EXERCISE TASK: Collect all lines from the listing that include the string "dash".

=== GIVEN DATA ===

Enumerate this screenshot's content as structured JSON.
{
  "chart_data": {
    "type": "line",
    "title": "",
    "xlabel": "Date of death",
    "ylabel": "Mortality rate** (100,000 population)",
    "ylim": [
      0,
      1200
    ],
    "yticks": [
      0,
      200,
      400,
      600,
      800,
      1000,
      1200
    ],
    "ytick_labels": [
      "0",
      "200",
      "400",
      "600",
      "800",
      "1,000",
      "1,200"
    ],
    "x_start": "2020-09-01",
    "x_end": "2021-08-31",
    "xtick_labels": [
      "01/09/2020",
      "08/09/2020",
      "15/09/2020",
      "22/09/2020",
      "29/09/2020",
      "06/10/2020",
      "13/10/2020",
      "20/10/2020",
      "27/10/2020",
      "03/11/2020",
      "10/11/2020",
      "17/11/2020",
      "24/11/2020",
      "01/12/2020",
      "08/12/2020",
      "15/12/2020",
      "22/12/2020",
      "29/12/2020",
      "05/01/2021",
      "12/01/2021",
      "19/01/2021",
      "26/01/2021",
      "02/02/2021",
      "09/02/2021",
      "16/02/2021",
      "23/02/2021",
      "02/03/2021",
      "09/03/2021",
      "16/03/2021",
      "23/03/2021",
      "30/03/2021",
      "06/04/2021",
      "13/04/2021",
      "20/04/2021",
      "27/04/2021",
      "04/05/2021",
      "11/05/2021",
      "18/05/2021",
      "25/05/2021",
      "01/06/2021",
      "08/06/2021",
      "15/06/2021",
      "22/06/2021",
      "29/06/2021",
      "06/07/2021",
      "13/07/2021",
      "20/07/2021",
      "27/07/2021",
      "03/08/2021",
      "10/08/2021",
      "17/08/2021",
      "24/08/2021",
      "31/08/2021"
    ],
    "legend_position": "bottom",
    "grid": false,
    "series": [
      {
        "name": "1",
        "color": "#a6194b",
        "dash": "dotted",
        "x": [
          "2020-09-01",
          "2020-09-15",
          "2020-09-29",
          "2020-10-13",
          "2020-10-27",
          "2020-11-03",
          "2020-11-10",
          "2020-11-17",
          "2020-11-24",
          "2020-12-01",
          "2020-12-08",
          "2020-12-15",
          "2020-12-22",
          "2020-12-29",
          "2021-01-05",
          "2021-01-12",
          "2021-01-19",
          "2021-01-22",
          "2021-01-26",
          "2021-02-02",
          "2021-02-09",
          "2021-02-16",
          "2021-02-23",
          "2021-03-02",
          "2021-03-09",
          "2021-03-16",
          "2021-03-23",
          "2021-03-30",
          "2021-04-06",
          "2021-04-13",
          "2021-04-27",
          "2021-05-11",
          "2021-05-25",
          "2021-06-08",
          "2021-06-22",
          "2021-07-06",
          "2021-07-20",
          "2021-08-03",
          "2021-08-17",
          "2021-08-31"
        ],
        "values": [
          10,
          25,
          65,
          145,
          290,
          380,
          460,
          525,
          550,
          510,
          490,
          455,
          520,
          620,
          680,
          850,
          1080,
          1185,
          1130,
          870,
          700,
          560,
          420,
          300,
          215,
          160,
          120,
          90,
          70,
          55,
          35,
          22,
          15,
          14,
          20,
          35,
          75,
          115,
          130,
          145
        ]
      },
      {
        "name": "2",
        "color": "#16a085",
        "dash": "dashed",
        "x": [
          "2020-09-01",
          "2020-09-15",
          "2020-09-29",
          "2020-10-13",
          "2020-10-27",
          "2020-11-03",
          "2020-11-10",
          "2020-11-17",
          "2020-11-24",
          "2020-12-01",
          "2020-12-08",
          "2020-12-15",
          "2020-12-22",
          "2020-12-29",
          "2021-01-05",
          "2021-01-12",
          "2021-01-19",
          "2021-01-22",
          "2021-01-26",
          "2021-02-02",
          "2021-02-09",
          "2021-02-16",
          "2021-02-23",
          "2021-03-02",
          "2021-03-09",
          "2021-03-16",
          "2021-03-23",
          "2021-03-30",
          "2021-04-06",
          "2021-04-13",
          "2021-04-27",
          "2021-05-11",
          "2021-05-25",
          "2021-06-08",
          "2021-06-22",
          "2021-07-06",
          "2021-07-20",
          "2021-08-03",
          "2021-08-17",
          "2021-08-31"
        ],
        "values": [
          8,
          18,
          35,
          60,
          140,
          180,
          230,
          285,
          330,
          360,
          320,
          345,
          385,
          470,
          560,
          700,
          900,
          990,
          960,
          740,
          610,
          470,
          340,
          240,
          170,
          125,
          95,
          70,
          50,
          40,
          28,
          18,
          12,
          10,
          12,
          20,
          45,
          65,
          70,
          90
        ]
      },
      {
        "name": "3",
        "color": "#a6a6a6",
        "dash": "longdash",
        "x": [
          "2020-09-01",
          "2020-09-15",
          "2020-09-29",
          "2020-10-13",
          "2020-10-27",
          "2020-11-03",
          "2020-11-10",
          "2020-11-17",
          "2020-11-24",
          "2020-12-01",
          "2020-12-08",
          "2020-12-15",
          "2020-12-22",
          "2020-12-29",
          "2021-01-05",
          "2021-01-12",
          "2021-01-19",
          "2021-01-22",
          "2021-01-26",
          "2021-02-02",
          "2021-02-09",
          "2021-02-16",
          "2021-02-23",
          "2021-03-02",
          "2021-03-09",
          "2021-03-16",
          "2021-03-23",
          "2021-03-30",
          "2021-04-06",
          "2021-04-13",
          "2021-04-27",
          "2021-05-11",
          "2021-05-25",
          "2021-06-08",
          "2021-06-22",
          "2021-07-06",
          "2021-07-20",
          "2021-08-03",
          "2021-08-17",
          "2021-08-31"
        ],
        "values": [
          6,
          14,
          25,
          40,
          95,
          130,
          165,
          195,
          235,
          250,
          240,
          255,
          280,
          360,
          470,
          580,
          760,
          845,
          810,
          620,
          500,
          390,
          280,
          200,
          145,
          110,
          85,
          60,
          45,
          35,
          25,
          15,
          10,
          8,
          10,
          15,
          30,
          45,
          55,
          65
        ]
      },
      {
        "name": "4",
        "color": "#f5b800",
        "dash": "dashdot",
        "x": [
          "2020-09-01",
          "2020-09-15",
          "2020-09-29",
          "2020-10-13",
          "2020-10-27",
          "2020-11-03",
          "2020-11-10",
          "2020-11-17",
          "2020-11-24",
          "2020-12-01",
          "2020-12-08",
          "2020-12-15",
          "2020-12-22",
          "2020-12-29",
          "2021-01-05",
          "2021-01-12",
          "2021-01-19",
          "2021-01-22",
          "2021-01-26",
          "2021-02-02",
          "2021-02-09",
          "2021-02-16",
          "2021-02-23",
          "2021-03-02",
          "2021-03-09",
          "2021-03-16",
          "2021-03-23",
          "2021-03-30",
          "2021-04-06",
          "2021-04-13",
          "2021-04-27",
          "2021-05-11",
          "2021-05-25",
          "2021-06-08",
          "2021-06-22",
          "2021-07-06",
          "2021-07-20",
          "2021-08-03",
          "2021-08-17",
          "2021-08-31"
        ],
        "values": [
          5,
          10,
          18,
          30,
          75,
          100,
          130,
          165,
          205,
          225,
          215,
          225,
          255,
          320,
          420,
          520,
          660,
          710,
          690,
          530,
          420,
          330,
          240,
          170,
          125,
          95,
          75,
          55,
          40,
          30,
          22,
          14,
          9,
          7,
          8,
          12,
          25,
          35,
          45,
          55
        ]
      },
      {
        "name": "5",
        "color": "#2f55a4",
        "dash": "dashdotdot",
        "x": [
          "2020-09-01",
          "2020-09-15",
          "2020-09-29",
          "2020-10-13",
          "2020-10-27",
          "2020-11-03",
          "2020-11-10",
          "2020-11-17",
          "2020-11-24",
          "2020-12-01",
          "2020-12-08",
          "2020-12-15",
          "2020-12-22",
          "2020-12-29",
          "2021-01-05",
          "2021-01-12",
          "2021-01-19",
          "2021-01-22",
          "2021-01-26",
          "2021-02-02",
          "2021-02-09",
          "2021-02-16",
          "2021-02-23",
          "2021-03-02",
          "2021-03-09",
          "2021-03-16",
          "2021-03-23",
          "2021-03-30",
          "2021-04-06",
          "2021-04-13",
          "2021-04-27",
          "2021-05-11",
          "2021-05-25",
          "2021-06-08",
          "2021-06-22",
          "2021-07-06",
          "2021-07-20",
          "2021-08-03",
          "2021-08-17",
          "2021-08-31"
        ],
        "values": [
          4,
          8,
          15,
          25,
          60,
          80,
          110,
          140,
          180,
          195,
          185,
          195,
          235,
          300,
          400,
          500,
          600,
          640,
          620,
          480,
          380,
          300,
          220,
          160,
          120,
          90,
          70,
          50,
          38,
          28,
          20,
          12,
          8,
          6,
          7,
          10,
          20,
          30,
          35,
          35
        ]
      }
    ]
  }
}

===

EXERCISE SOLUTION:
        "dash": "dotted",
        "dash": "dashed",
        "dash": "longdash",
        "dash": "dashdot",
        "dash": "dashdotdot",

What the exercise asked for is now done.